** Exercise aim **
Would it be possible to write out each entry below exactly, without the pictures?

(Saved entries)
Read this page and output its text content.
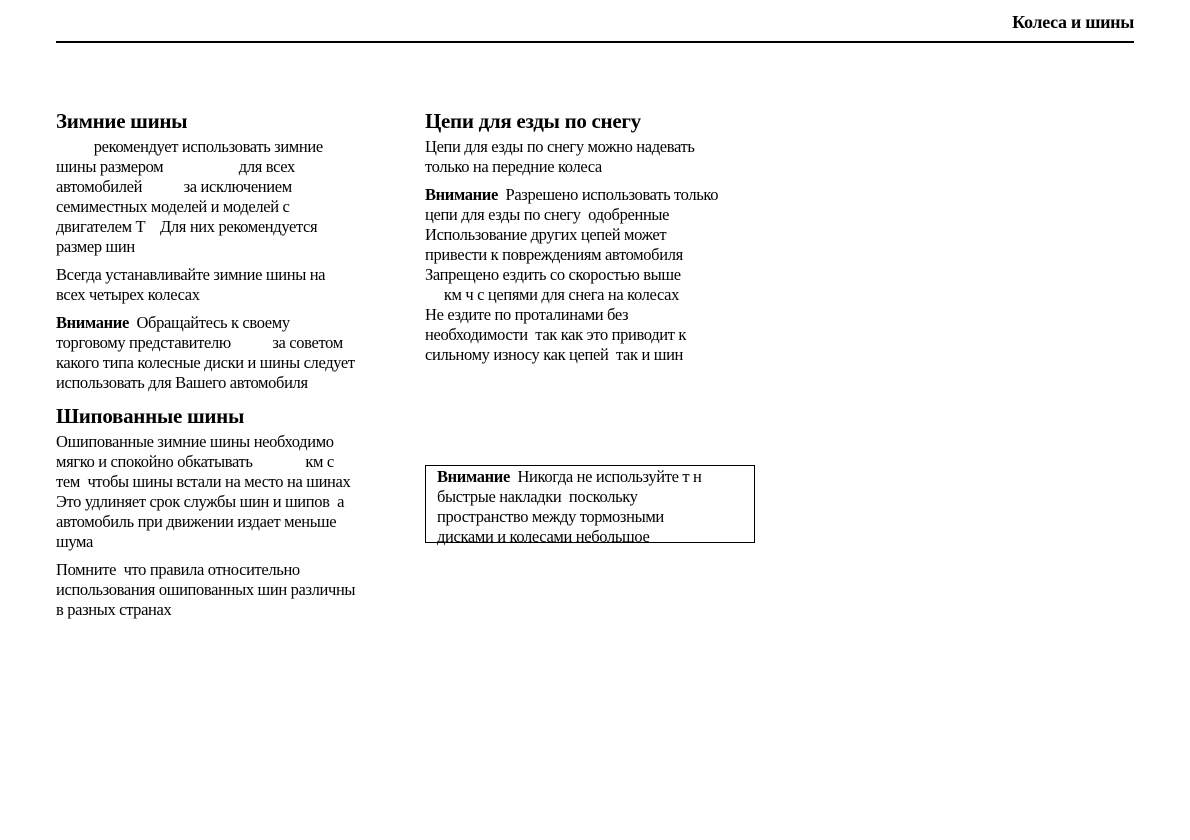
Колеса и шины
Зимние шины

рекомендует использовать зимние
шины размером                    для всех
автомобилей           за исключением
семиместных моделей и моделей с
двигателем T    Для них рекомендуется
размер шин

Всегда устанавливайте зимние шины на
всех четырех колесах

Внимание  Обращайтесь к своему
торговому представителю           за советом
какого типа колесные диски и шины следует
использовать для Вашего автомобиля

Шипованные шины

Ошипованные зимние шины необходимо
мягко и спокойно обкатывать              км с
тем  чтобы шины встали на место на шинах
Это удлиняет срок службы шин и шипов  а
автомобиль при движении издает меньше
шума

Помните  что правила относительно
использования ошипованных шин различны
в разных странах

Цепи для езды по снегу

Цепи для езды по снегу можно надевать
только на передние колеса

Внимание  Разрешено использовать только
цепи для езды по снегу  одобренные
Использование других цепей может
привести к повреждениям автомобиля
Запрещено ездить со скоростью выше
км ч с цепями для снега на колесах
Не ездите по проталинами без
необходимости  так как это приводит к
сильному износу как цепей  так и шин

Внимание  Никогда не используйте т н
быстрые накладки  поскольку
пространство между тормозными
дисками и колесами небольшое
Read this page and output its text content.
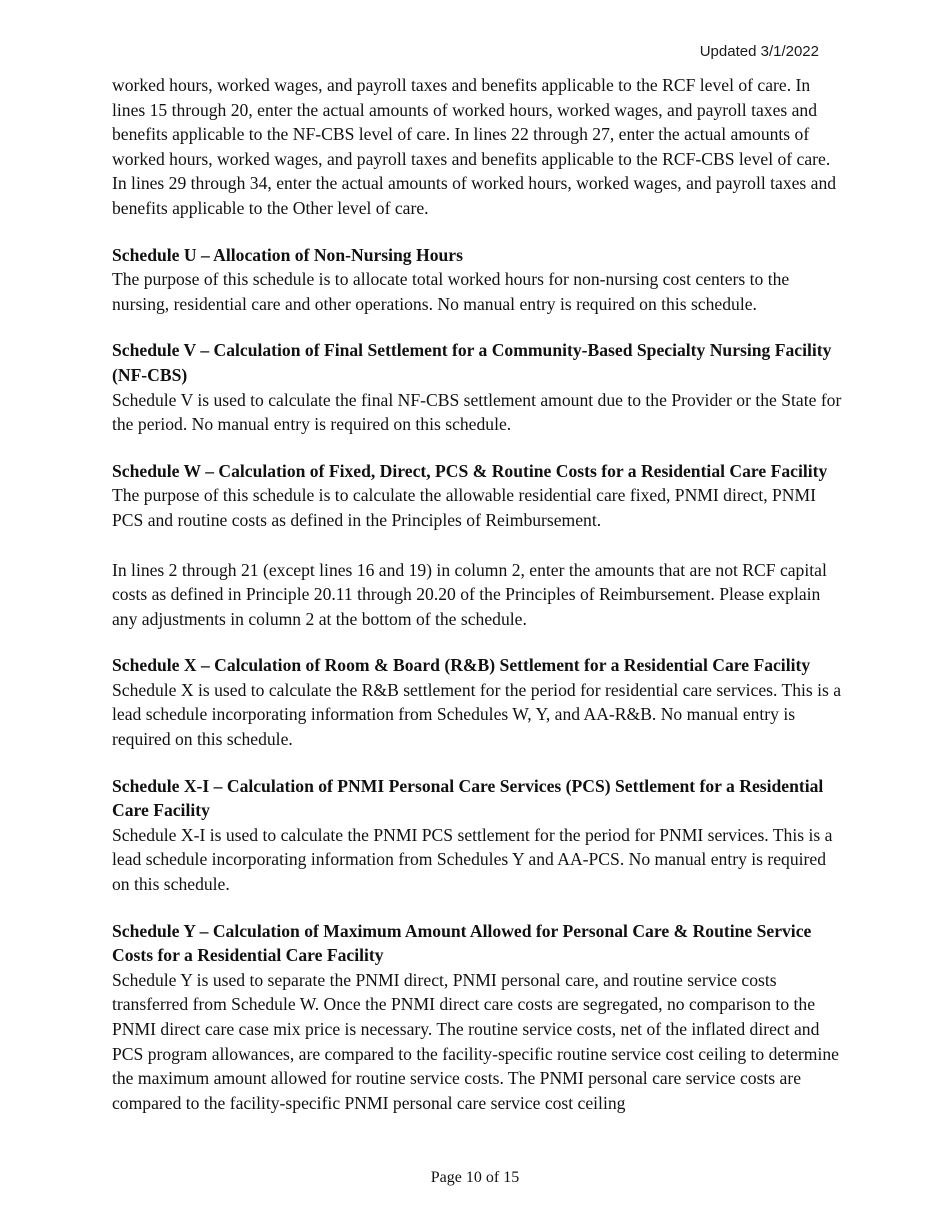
Updated 3/1/2022

worked hours, worked wages, and payroll taxes and benefits applicable to the RCF level of care. In lines 15 through 20, enter the actual amounts of worked hours, worked wages, and payroll taxes and benefits applicable to the NF-CBS level of care. In lines 22 through 27, enter the actual amounts of worked hours, worked wages, and payroll taxes and benefits applicable to the RCF-CBS level of care. In lines 29 through 34, enter the actual amounts of worked hours, worked wages, and payroll taxes and benefits applicable to the Other level of care.

Schedule U – Allocation of Non-Nursing Hours

The purpose of this schedule is to allocate total worked hours for non-nursing cost centers to the nursing, residential care and other operations. No manual entry is required on this schedule.

Schedule V – Calculation of Final Settlement for a Community-Based Specialty Nursing Facility (NF-CBS)

Schedule V is used to calculate the final NF-CBS settlement amount due to the Provider or the State for the period. No manual entry is required on this schedule.

Schedule W – Calculation of Fixed, Direct, PCS & Routine Costs for a Residential Care Facility

The purpose of this schedule is to calculate the allowable residential care fixed, PNMI direct, PNMI PCS and routine costs as defined in the Principles of Reimbursement.

In lines 2 through 21 (except lines 16 and 19) in column 2, enter the amounts that are not RCF capital costs as defined in Principle 20.11 through 20.20 of the Principles of Reimbursement. Please explain any adjustments in column 2 at the bottom of the schedule.

Schedule X – Calculation of Room & Board (R&B) Settlement for a Residential Care Facility

Schedule X is used to calculate the R&B settlement for the period for residential care services. This is a lead schedule incorporating information from Schedules W, Y, and AA-R&B. No manual entry is required on this schedule.

Schedule X-I – Calculation of PNMI Personal Care Services (PCS) Settlement for a Residential Care Facility

Schedule X-I is used to calculate the PNMI PCS settlement for the period for PNMI services. This is a lead schedule incorporating information from Schedules Y and AA-PCS. No manual entry is required on this schedule.

Schedule Y – Calculation of Maximum Amount Allowed for Personal Care & Routine Service Costs for a Residential Care Facility

Schedule Y is used to separate the PNMI direct, PNMI personal care, and routine service costs transferred from Schedule W. Once the PNMI direct care costs are segregated, no comparison to the PNMI direct care case mix price is necessary. The routine service costs, net of the inflated direct and PCS program allowances, are compared to the facility-specific routine service cost ceiling to determine the maximum amount allowed for routine service costs. The PNMI personal care service costs are compared to the facility-specific PNMI personal care service cost ceiling

Page 10 of 15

** Task answer **
Read this page and output its text content.
Колеса и шины
Зимние шины

рекомендует использовать зимние
шины размером                    для всех
автомобилей           за исключением
семиместных моделей и моделей с
двигателем T    Для них рекомендуется
размер шин

Всегда устанавливайте зимние шины на
всех четырех колесах

Внимание  Обращайтесь к своему
торговому представителю           за советом
какого типа колесные диски и шины следует
использовать для Вашего автомобиля

Шипованные шины

Ошипованные зимние шины необходимо
мягко и спокойно обкатывать              км с
тем  чтобы шины встали на место на шинах
Это удлиняет срок службы шин и шипов  а
автомобиль при движении издает меньше
шума

Помните  что правила относительно
использования ошипованных шин различны
в разных странах

Цепи для езды по снегу

Цепи для езды по снегу можно надевать
только на передние колеса

Внимание  Разрешено использовать только
цепи для езды по снегу  одобренные
Использование других цепей может
привести к повреждениям автомобиля
Запрещено ездить со скоростью выше
км ч с цепями для снега на колесах
Не ездите по проталинами без
необходимости  так как это приводит к
сильному износу как цепей  так и шин

Внимание  Никогда не используйте т н
быстрые накладки  поскольку
пространство между тормозными
дисками и колесами небольшое
Read this page and output its text content.
Updated 3/1/2022

worked hours, worked wages, and payroll taxes and benefits applicable to the RCF level of care. In lines 15 through 20, enter the actual amounts of worked hours, worked wages, and payroll taxes and benefits applicable to the NF-CBS level of care. In lines 22 through 27, enter the actual amounts of worked hours, worked wages, and payroll taxes and benefits applicable to the RCF-CBS level of care. In lines 29 through 34, enter the actual amounts of worked hours, worked wages, and payroll taxes and benefits applicable to the Other level of care.

Schedule U – Allocation of Non-Nursing Hours

The purpose of this schedule is to allocate total worked hours for non-nursing cost centers to the nursing, residential care and other operations. No manual entry is required on this schedule.

Schedule V – Calculation of Final Settlement for a Community-Based Specialty Nursing Facility (NF-CBS)

Schedule V is used to calculate the final NF-CBS settlement amount due to the Provider or the State for the period. No manual entry is required on this schedule.

Schedule W – Calculation of Fixed, Direct, PCS & Routine Costs for a Residential Care Facility

The purpose of this schedule is to calculate the allowable residential care fixed, PNMI direct, PNMI PCS and routine costs as defined in the Principles of Reimbursement.

In lines 2 through 21 (except lines 16 and 19) in column 2, enter the amounts that are not RCF capital costs as defined in Principle 20.11 through 20.20 of the Principles of Reimbursement. Please explain any adjustments in column 2 at the bottom of the schedule.

Schedule X – Calculation of Room & Board (R&B) Settlement for a Residential Care Facility

Schedule X is used to calculate the R&B settlement for the period for residential care services. This is a lead schedule incorporating information from Schedules W, Y, and AA-R&B. No manual entry is required on this schedule.

Schedule X-I – Calculation of PNMI Personal Care Services (PCS) Settlement for a Residential Care Facility

Schedule X-I is used to calculate the PNMI PCS settlement for the period for PNMI services. This is a lead schedule incorporating information from Schedules Y and AA-PCS. No manual entry is required on this schedule.

Schedule Y – Calculation of Maximum Amount Allowed for Personal Care & Routine Service Costs for a Residential Care Facility

Schedule Y is used to separate the PNMI direct, PNMI personal care, and routine service costs transferred from Schedule W. Once the PNMI direct care costs are segregated, no comparison to the PNMI direct care case mix price is necessary. The routine service costs, net of the inflated direct and PCS program allowances, are compared to the facility-specific routine service cost ceiling to determine the maximum amount allowed for routine service costs. The PNMI personal care service costs are compared to the facility-specific PNMI personal care service cost ceiling

Page 10 of 15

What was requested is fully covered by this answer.